What you need to do: Below are the records; locate each line with the word "very" and copy it.

Information supplied:
+++

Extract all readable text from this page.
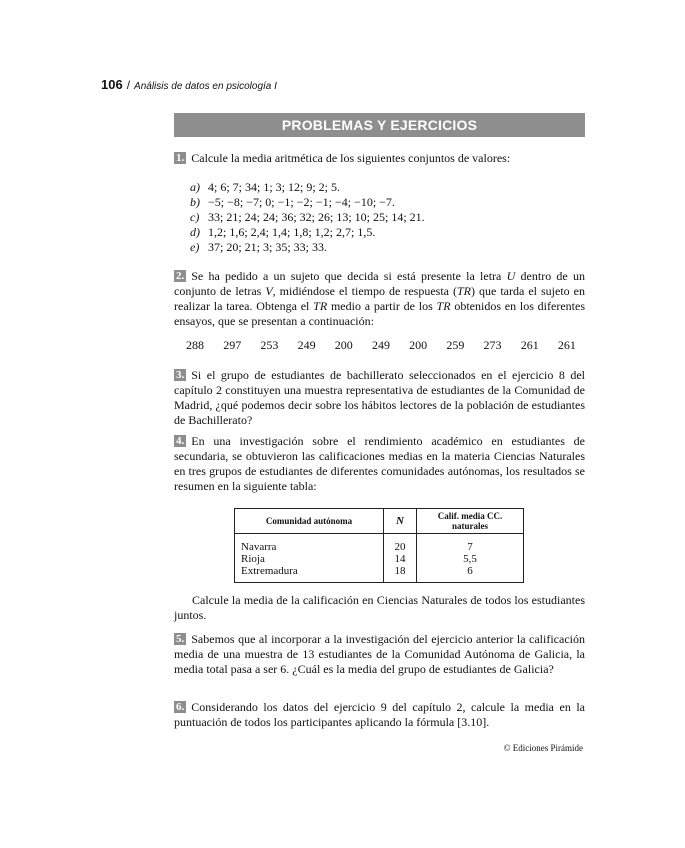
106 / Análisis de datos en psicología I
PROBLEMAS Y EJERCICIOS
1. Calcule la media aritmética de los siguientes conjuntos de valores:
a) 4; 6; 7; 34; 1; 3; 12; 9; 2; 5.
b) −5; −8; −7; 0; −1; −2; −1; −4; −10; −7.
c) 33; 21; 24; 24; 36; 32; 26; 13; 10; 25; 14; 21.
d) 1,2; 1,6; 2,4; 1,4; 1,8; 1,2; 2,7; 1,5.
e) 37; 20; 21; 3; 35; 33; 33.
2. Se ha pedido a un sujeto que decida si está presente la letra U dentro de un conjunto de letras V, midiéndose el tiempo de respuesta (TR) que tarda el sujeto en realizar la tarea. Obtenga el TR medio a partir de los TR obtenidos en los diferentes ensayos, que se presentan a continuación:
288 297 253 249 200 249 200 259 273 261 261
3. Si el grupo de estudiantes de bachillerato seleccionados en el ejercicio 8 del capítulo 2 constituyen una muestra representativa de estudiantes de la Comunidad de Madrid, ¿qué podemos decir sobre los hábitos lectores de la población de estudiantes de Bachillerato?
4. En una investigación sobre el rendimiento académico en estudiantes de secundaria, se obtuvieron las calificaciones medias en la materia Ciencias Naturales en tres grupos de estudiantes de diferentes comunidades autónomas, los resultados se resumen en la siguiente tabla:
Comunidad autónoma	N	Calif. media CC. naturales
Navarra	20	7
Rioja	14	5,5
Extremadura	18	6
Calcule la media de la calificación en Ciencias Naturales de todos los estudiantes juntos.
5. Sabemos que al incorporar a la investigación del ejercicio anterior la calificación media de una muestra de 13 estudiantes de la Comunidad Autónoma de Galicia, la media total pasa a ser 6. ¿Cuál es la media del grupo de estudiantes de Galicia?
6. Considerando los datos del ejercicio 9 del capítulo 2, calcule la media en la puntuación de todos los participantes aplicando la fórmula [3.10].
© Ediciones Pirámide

+++

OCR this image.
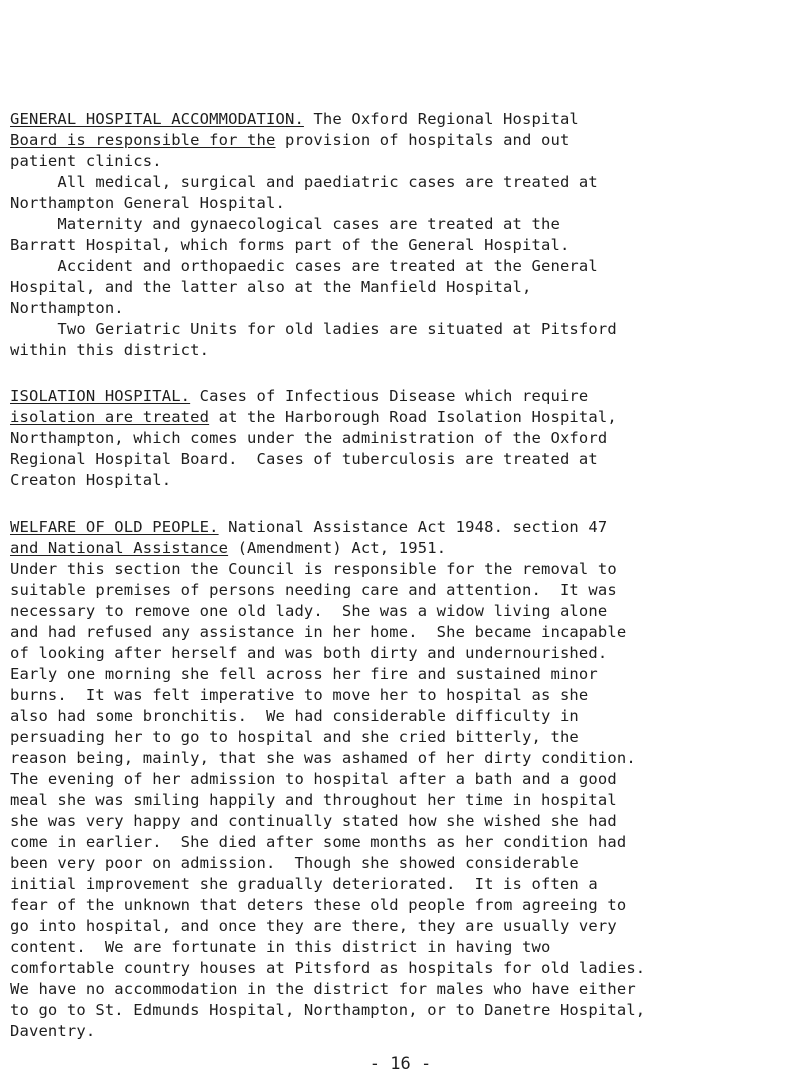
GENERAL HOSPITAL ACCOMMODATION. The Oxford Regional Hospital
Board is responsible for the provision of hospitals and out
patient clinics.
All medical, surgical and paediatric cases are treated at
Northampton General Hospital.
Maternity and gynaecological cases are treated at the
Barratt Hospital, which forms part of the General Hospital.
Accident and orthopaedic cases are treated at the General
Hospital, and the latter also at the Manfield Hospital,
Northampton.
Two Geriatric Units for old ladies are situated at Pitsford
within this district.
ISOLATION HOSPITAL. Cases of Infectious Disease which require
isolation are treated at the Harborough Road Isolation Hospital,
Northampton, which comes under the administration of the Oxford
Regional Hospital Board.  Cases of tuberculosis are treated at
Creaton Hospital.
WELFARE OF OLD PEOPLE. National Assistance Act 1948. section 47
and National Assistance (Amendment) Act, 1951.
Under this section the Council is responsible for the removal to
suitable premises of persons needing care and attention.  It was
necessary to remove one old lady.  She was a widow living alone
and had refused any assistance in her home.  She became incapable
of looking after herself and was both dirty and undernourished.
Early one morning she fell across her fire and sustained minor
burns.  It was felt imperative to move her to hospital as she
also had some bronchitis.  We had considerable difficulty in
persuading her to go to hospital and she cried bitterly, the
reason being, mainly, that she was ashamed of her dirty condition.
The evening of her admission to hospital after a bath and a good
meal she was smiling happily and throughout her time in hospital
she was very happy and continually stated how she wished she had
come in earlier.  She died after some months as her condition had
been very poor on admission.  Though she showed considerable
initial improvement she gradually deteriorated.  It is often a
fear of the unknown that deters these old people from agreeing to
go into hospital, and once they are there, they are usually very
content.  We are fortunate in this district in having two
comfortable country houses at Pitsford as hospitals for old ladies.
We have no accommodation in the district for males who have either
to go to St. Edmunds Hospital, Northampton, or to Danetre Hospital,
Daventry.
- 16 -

+++

Final answer:
she was very happy and continually stated how she wished she had
been very poor on admission.  Though she showed considerable
go into hospital, and once they are there, they are usually very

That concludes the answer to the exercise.